* start Listed entries *

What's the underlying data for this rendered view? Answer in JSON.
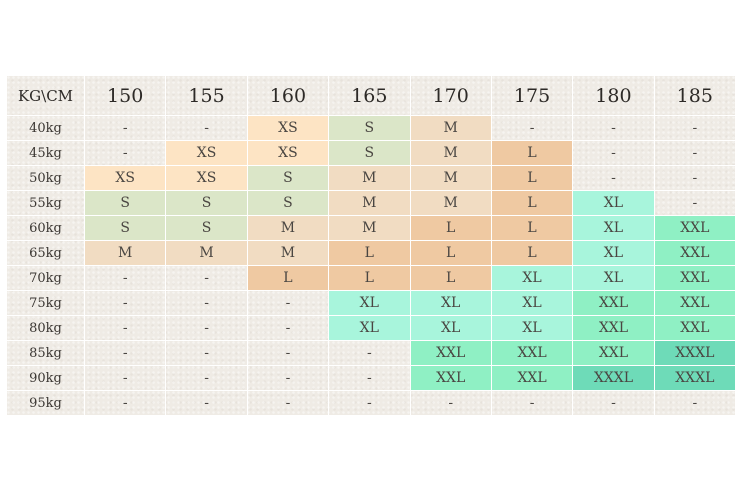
{
  "corner_label": "KG\\CM",
  "heights": [
    "150",
    "155",
    "160",
    "165",
    "170",
    "175",
    "180",
    "185"
  ],
  "rows": [
    {
      "weight": "40kg",
      "sizes": [
        "-",
        "-",
        "XS",
        "S",
        "M",
        "-",
        "-",
        "-"
      ]
    },
    {
      "weight": "45kg",
      "sizes": [
        "-",
        "XS",
        "XS",
        "S",
        "M",
        "L",
        "-",
        "-"
      ]
    },
    {
      "weight": "50kg",
      "sizes": [
        "XS",
        "XS",
        "S",
        "M",
        "M",
        "L",
        "-",
        "-"
      ]
    },
    {
      "weight": "55kg",
      "sizes": [
        "S",
        "S",
        "S",
        "M",
        "M",
        "L",
        "XL",
        "-"
      ]
    },
    {
      "weight": "60kg",
      "sizes": [
        "S",
        "S",
        "M",
        "M",
        "L",
        "L",
        "XL",
        "XXL"
      ]
    },
    {
      "weight": "65kg",
      "sizes": [
        "M",
        "M",
        "M",
        "L",
        "L",
        "L",
        "XL",
        "XXL"
      ]
    },
    {
      "weight": "70kg",
      "sizes": [
        "-",
        "-",
        "L",
        "L",
        "L",
        "XL",
        "XL",
        "XXL"
      ]
    },
    {
      "weight": "75kg",
      "sizes": [
        "-",
        "-",
        "-",
        "XL",
        "XL",
        "XL",
        "XXL",
        "XXL"
      ]
    },
    {
      "weight": "80kg",
      "sizes": [
        "-",
        "-",
        "-",
        "XL",
        "XL",
        "XL",
        "XXL",
        "XXL"
      ]
    },
    {
      "weight": "85kg",
      "sizes": [
        "-",
        "-",
        "-",
        "-",
        "XXL",
        "XXL",
        "XXL",
        "XXXL"
      ]
    },
    {
      "weight": "90kg",
      "sizes": [
        "-",
        "-",
        "-",
        "-",
        "XXL",
        "XXL",
        "XXXL",
        "XXXL"
      ]
    },
    {
      "weight": "95kg",
      "sizes": [
        "-",
        "-",
        "-",
        "-",
        "-",
        "-",
        "-",
        "-"
      ]
    }
  ],
  "size_colors": {
    "XS": "#fde4c4",
    "S": "#dbe6c8",
    "M": "#f1dcc2",
    "L": "#efc9a2",
    "XL": "#a8f5dc",
    "XXL": "#8ff0c4",
    "XXXL": "#6edbb8"
  }
}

* end Listed entries *

**What you need to do**
Without including any pictures, print all of the material exactly as given.

**Output for this task**
What's the underlying data for this rendered view? Answer in JSON.
{
  "corner_label": "KG\\CM",
  "heights": [
    "150",
    "155",
    "160",
    "165",
    "170",
    "175",
    "180",
    "185"
  ],
  "rows": [
    {
      "weight": "40kg",
      "sizes": [
        "-",
        "-",
        "XS",
        "S",
        "M",
        "-",
        "-",
        "-"
      ]
    },
    {
      "weight": "45kg",
      "sizes": [
        "-",
        "XS",
        "XS",
        "S",
        "M",
        "L",
        "-",
        "-"
      ]
    },
    {
      "weight": "50kg",
      "sizes": [
        "XS",
        "XS",
        "S",
        "M",
        "M",
        "L",
        "-",
        "-"
      ]
    },
    {
      "weight": "55kg",
      "sizes": [
        "S",
        "S",
        "S",
        "M",
        "M",
        "L",
        "XL",
        "-"
      ]
    },
    {
      "weight": "60kg",
      "sizes": [
        "S",
        "S",
        "M",
        "M",
        "L",
        "L",
        "XL",
        "XXL"
      ]
    },
    {
      "weight": "65kg",
      "sizes": [
        "M",
        "M",
        "M",
        "L",
        "L",
        "L",
        "XL",
        "XXL"
      ]
    },
    {
      "weight": "70kg",
      "sizes": [
        "-",
        "-",
        "L",
        "L",
        "L",
        "XL",
        "XL",
        "XXL"
      ]
    },
    {
      "weight": "75kg",
      "sizes": [
        "-",
        "-",
        "-",
        "XL",
        "XL",
        "XL",
        "XXL",
        "XXL"
      ]
    },
    {
      "weight": "80kg",
      "sizes": [
        "-",
        "-",
        "-",
        "XL",
        "XL",
        "XL",
        "XXL",
        "XXL"
      ]
    },
    {
      "weight": "85kg",
      "sizes": [
        "-",
        "-",
        "-",
        "-",
        "XXL",
        "XXL",
        "XXL",
        "XXXL"
      ]
    },
    {
      "weight": "90kg",
      "sizes": [
        "-",
        "-",
        "-",
        "-",
        "XXL",
        "XXL",
        "XXXL",
        "XXXL"
      ]
    },
    {
      "weight": "95kg",
      "sizes": [
        "-",
        "-",
        "-",
        "-",
        "-",
        "-",
        "-",
        "-"
      ]
    }
  ],
  "size_colors": {
    "XS": "#fde4c4",
    "S": "#dbe6c8",
    "M": "#f1dcc2",
    "L": "#efc9a2",
    "XL": "#a8f5dc",
    "XXL": "#8ff0c4",
    "XXXL": "#6edbb8"
  }
}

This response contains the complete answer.